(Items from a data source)
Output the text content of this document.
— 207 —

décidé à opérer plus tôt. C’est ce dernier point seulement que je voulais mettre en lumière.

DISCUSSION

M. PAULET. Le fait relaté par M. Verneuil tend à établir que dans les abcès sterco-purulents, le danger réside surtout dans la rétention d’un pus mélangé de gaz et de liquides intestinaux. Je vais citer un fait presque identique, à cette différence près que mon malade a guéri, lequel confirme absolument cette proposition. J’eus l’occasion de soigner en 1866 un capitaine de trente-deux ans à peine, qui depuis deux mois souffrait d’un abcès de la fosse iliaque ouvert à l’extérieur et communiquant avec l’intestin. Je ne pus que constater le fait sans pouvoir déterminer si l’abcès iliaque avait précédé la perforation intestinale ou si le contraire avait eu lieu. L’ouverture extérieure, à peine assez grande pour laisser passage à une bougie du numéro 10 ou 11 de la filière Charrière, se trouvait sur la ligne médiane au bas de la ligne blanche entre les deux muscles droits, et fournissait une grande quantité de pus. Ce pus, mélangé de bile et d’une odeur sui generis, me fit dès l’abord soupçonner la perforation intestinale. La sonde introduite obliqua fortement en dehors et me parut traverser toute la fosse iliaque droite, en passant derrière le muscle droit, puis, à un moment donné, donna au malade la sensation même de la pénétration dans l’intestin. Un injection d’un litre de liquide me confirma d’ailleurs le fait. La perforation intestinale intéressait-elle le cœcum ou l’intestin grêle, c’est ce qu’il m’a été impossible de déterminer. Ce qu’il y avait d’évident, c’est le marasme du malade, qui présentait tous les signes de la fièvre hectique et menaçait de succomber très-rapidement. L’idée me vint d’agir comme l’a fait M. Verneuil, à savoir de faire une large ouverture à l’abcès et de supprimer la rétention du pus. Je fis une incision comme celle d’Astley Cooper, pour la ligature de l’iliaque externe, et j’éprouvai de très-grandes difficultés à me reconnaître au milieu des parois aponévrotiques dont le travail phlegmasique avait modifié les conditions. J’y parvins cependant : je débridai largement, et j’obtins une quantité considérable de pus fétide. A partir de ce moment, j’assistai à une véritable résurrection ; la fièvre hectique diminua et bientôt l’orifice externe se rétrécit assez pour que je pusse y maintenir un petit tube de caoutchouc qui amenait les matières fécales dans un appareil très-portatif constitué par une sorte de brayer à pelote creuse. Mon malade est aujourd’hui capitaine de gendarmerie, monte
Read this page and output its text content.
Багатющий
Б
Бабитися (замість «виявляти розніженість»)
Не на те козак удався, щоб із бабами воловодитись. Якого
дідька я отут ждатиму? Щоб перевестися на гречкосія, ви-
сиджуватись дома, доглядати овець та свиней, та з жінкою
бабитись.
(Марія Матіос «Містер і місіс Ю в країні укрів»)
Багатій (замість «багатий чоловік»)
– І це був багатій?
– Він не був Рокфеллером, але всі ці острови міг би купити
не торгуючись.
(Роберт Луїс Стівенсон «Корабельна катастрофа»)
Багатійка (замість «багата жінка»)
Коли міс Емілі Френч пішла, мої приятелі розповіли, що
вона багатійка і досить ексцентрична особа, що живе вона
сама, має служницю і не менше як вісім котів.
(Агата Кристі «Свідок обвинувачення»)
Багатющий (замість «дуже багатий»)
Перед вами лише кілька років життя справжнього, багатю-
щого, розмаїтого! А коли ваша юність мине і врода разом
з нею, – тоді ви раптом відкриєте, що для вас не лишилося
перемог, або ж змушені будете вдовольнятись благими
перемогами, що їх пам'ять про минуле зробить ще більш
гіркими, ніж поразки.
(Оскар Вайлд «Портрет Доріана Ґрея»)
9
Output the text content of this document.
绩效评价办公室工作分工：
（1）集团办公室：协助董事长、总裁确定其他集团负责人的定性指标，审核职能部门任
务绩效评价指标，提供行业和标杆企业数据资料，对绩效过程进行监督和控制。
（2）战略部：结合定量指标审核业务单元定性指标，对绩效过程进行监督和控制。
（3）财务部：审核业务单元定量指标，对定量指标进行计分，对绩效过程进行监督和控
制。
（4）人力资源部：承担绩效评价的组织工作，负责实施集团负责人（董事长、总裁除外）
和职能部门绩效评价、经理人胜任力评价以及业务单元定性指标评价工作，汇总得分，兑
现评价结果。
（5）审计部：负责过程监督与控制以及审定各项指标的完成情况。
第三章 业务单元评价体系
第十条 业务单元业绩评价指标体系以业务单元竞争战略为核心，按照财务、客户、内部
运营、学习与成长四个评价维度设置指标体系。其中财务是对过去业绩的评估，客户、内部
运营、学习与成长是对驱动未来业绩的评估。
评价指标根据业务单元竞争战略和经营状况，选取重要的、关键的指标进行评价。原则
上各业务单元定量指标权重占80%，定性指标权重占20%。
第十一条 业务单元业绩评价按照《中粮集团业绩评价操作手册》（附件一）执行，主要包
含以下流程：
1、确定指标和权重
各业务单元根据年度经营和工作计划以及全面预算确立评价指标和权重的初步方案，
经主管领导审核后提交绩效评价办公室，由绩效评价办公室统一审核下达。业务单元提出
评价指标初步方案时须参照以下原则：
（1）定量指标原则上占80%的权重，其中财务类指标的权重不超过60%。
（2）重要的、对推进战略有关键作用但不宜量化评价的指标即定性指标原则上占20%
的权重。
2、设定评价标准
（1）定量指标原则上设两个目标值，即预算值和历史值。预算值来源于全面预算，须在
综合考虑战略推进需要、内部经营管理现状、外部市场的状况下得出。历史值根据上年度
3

### [Exercise instructions]
All records above must be set down exactly, please.

### [Answer to the task]
Output the text content of this document.
— 207 —

décidé à opérer plus tôt. C’est ce dernier point seulement que je voulais mettre en lumière.

DISCUSSION

M. PAULET. Le fait relaté par M. Verneuil tend à établir que dans les abcès sterco-purulents, le danger réside surtout dans la rétention d’un pus mélangé de gaz et de liquides intestinaux. Je vais citer un fait presque identique, à cette différence près que mon malade a guéri, lequel confirme absolument cette proposition. J’eus l’occasion de soigner en 1866 un capitaine de trente-deux ans à peine, qui depuis deux mois souffrait d’un abcès de la fosse iliaque ouvert à l’extérieur et communiquant avec l’intestin. Je ne pus que constater le fait sans pouvoir déterminer si l’abcès iliaque avait précédé la perforation intestinale ou si le contraire avait eu lieu. L’ouverture extérieure, à peine assez grande pour laisser passage à une bougie du numéro 10 ou 11 de la filière Charrière, se trouvait sur la ligne médiane au bas de la ligne blanche entre les deux muscles droits, et fournissait une grande quantité de pus. Ce pus, mélangé de bile et d’une odeur sui generis, me fit dès l’abord soupçonner la perforation intestinale. La sonde introduite obliqua fortement en dehors et me parut traverser toute la fosse iliaque droite, en passant derrière le muscle droit, puis, à un moment donné, donna au malade la sensation même de la pénétration dans l’intestin. Un injection d’un litre de liquide me confirma d’ailleurs le fait. La perforation intestinale intéressait-elle le cœcum ou l’intestin grêle, c’est ce qu’il m’a été impossible de déterminer. Ce qu’il y avait d’évident, c’est le marasme du malade, qui présentait tous les signes de la fièvre hectique et menaçait de succomber très-rapidement. L’idée me vint d’agir comme l’a fait M. Verneuil, à savoir de faire une large ouverture à l’abcès et de supprimer la rétention du pus. Je fis une incision comme celle d’Astley Cooper, pour la ligature de l’iliaque externe, et j’éprouvai de très-grandes difficultés à me reconnaître au milieu des parois aponévrotiques dont le travail phlegmasique avait modifié les conditions. J’y parvins cependant : je débridai largement, et j’obtins une quantité considérable de pus fétide. A partir de ce moment, j’assistai à une véritable résurrection ; la fièvre hectique diminua et bientôt l’orifice externe se rétrécit assez pour que je pusse y maintenir un petit tube de caoutchouc qui amenait les matières fécales dans un appareil très-portatif constitué par une sorte de brayer à pelote creuse. Mon malade est aujourd’hui capitaine de gendarmerie, monte
Read this page and output its text content.
Багатющий
Б
Бабитися (замість «виявляти розніженість»)
Не на те козак удався, щоб із бабами воловодитись. Якого
дідька я отут ждатиму? Щоб перевестися на гречкосія, ви-
сиджуватись дома, доглядати овець та свиней, та з жінкою
бабитись.
(Марія Матіос «Містер і місіс Ю в країні укрів»)
Багатій (замість «багатий чоловік»)
– І це був багатій?
– Він не був Рокфеллером, але всі ці острови міг би купити
не торгуючись.
(Роберт Луїс Стівенсон «Корабельна катастрофа»)
Багатійка (замість «багата жінка»)
Коли міс Емілі Френч пішла, мої приятелі розповіли, що
вона багатійка і досить ексцентрична особа, що живе вона
сама, має служницю і не менше як вісім котів.
(Агата Кристі «Свідок обвинувачення»)
Багатющий (замість «дуже багатий»)
Перед вами лише кілька років життя справжнього, багатю-
щого, розмаїтого! А коли ваша юність мине і врода разом
з нею, – тоді ви раптом відкриєте, що для вас не лишилося
перемог, або ж змушені будете вдовольнятись благими
перемогами, що їх пам'ять про минуле зробить ще більш
гіркими, ніж поразки.
(Оскар Вайлд «Портрет Доріана Ґрея»)
9
Output the text content of this document.
绩效评价办公室工作分工：
（1）集团办公室：协助董事长、总裁确定其他集团负责人的定性指标，审核职能部门任
务绩效评价指标，提供行业和标杆企业数据资料，对绩效过程进行监督和控制。
（2）战略部：结合定量指标审核业务单元定性指标，对绩效过程进行监督和控制。
（3）财务部：审核业务单元定量指标，对定量指标进行计分，对绩效过程进行监督和控
制。
（4）人力资源部：承担绩效评价的组织工作，负责实施集团负责人（董事长、总裁除外）
和职能部门绩效评价、经理人胜任力评价以及业务单元定性指标评价工作，汇总得分，兑
现评价结果。
（5）审计部：负责过程监督与控制以及审定各项指标的完成情况。
第三章 业务单元评价体系
第十条 业务单元业绩评价指标体系以业务单元竞争战略为核心，按照财务、客户、内部
运营、学习与成长四个评价维度设置指标体系。其中财务是对过去业绩的评估，客户、内部
运营、学习与成长是对驱动未来业绩的评估。
评价指标根据业务单元竞争战略和经营状况，选取重要的、关键的指标进行评价。原则
上各业务单元定量指标权重占80%，定性指标权重占20%。
第十一条 业务单元业绩评价按照《中粮集团业绩评价操作手册》（附件一）执行，主要包
含以下流程：
1、确定指标和权重
各业务单元根据年度经营和工作计划以及全面预算确立评价指标和权重的初步方案，
经主管领导审核后提交绩效评价办公室，由绩效评价办公室统一审核下达。业务单元提出
评价指标初步方案时须参照以下原则：
（1）定量指标原则上占80%的权重，其中财务类指标的权重不超过60%。
（2）重要的、对推进战略有关键作用但不宜量化评价的指标即定性指标原则上占20%
的权重。
2、设定评价标准
（1）定量指标原则上设两个目标值，即预算值和历史值。预算值来源于全面预算，须在
综合考虑战略推进需要、内部经营管理现状、外部市场的状况下得出。历史值根据上年度
3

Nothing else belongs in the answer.